==== Extracted data
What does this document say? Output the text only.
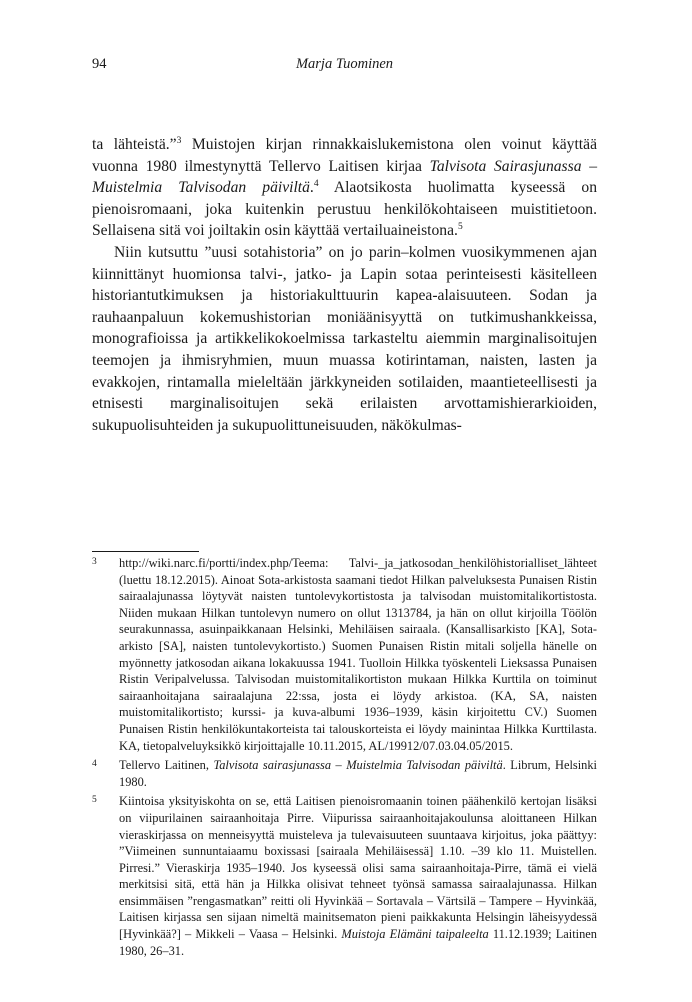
94	Marja Tuominen

ta lähteistä.”$^3$ Muistojen kirjan rinnakkaislukemistona olen voinut käyttää vuonna 1980 ilmestynyttä Tellervo Laitisen kirjaa Talvisota Sairasjunassa – Muistelmia Talvisodan päiviltä.$^4$ Alaotsikosta huolimatta kyseessä on pienoisromaani, joka kuitenkin perustuu henkilökohtaiseen muistitietoon. Sellaisena sitä voi joiltakin osin käyttää vertailuaineistona.$^5$

Niin kutsuttu ”uusi sotahistoria” on jo parin–kolmen vuosikymmenen ajan kiinnittänyt huomionsa talvi-, jatko- ja Lapin sotaa perinteisesti käsitelleen historiantutkimuksen ja historiakulttuurin kapea-alaisuuteen. Sodan ja rauhaanpaluun kokemushistorian moniäänisyyttä on tutkimushankkeissa, monografioissa ja artikkelikokoelmissa tarkasteltu aiemmin marginalisoitujen teemojen ja ihmisryhmien, muun muassa kotirintaman, naisten, lasten ja evakkojen, rintamalla mieleltään järkkyneiden sotilaiden, maantieteellisesti ja etnisesti marginalisoitujen sekä erilaisten arvottamishierarkioiden, sukupuolisuhteiden ja sukupuolittuneisuuden, näkökulmas-

3	http://wiki.narc.fi/portti/index.php/Teema: Talvi-_ja_jatkosodan_henkilöhistorialliset_lähteet
(luettu 18.12.2015). Ainoat Sota-arkistosta saamani tiedot Hilkan palveluksesta Punaisen Ristin sairaalajunassa löytyvät naisten tuntolevykortistosta ja talvisodan muistomitalikortistosta. Niiden mukaan Hilkan tuntolevyn numero on ollut 1313784, ja hän on ollut kirjoilla Töölön seurakunnassa, asuinpaikkanaan Helsinki, Mehiläisen sairaala. (Kansallisarkisto [KA], Sota-arkisto [SA], naisten tuntolevykortisto.) Suomen Punaisen Ristin mitali soljella hänelle on myönnetty jatkosodan aikana lokakuussa 1941. Tuolloin Hilkka työskenteli Lieksassa Punaisen Ristin Veripalvelussa. Talvisodan muistomitalikortiston mukaan Hilkka Kurttila on toiminut sairaanhoitajana sairaalajuna 22:ssa, josta ei löydy arkistoa. (KA, SA, naisten muistomitalikortisto; kurssi- ja kuva-albumi 1936–1939, käsin kirjoitettu CV.) Suomen Punaisen Ristin henkilökuntakorteista tai talouskorteista ei löydy mainintaa Hilkka Kurttilasta. KA, tietopalveluyksikkö kirjoittajalle 10.11.2015, AL/19912/07.03.04.05/2015.
4	Tellervo Laitinen, Talvisota sairasjunassa – Muistelmia Talvisodan päiviltä. Librum, Helsinki 1980.
5	Kiintoisa yksityiskohta on se, että Laitisen pienoisromaanin toinen päähenkilö kertojan lisäksi on viipurilainen sairaanhoitaja Pirre. Viipurissa sairaanhoitajakoulunsa aloittaneen Hilkan vieraskirjassa on menneisyyttä muisteleva ja tulevaisuuteen suuntaava kirjoitus, joka päättyy: ”Viimeinen sunnuntaiaamu boxissasi [sairaala Mehiläisessä] 1.10. –39 klo 11. Muistellen. Pirresi.” Vieraskirja 1935–1940. Jos kyseessä olisi sama sairaanhoitaja-Pirre, tämä ei vielä merkitsisi sitä, että hän ja Hilkka olisivat tehneet työnsä samassa sairaalajunassa. Hilkan ensimmäisen ”rengasmatkan” reitti oli Hyvinkää – Sortavala – Värtsilä – Tampere – Hyvinkää, Laitisen kirjassa sen sijaan nimeltä mainitsematon pieni paikkakunta Helsingin läheisyydessä [Hyvinkää?] – Mikkeli – Vaasa – Helsinki. Muistoja Elämäni taipaleelta 11.12.1939; Laitinen 1980, 26–31.
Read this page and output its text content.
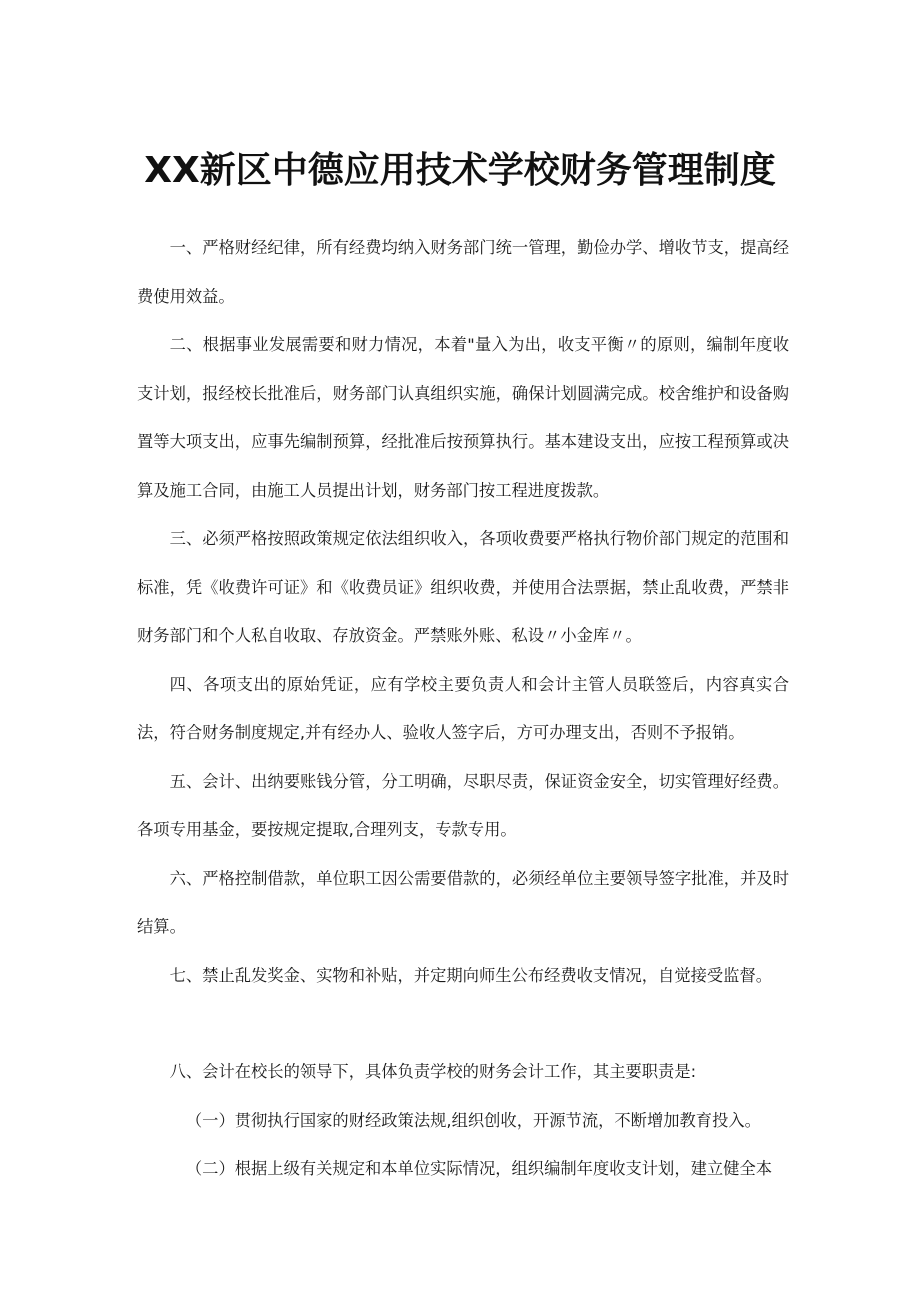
XX新区中德应用技术学校财务管理制度

一、严格财经纪律，所有经费均纳入财务部门统一管理，勤俭办学、增收节支，提高经费使用效益。

二、根据事业发展需要和财力情况，本着"量入为出，收支平衡〃的原则，编制年度收支计划，报经校长批准后，财务部门认真组织实施，确保计划圆满完成。校舍维护和设备购置等大项支出，应事先编制预算，经批准后按预算执行。基本建设支出，应按工程预算或决算及施工合同，由施工人员提出计划，财务部门按工程进度拨款。

三、必须严格按照政策规定依法组织收入，各项收费要严格执行物价部门规定的范围和标准，凭《收费许可证》和《收费员证》组织收费，并使用合法票据，禁止乱收费，严禁非财务部门和个人私自收取、存放资金。严禁账外账、私设〃小金库〃。

四、各项支出的原始凭证，应有学校主要负责人和会计主管人员联签后，内容真实合法，符合财务制度规定,并有经办人、验收人签字后，方可办理支出，否则不予报销。

五、会计、出纳要账钱分管，分工明确，尽职尽责，保证资金安全，切实管理好经费。各项专用基金，要按规定提取,合理列支，专款专用。

六、严格控制借款，单位职工因公需要借款的，必须经单位主要领导签字批准，并及时结算。

七、禁止乱发奖金、实物和补贴，并定期向师生公布经费收支情况，自觉接受监督。

八、会计在校长的领导下，具体负责学校的财务会计工作，其主要职责是:

（一）贯彻执行国家的财经政策法规,组织创收，开源节流，不断增加教育投入。

（二）根据上级有关规定和本单位实际情况，组织编制年度收支计划，建立健全本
========
» **Short problem**: Look back over the material above and state how many lines hold the word "Muistelmia". Write the number and nothing else.

» **Exercise result**: 2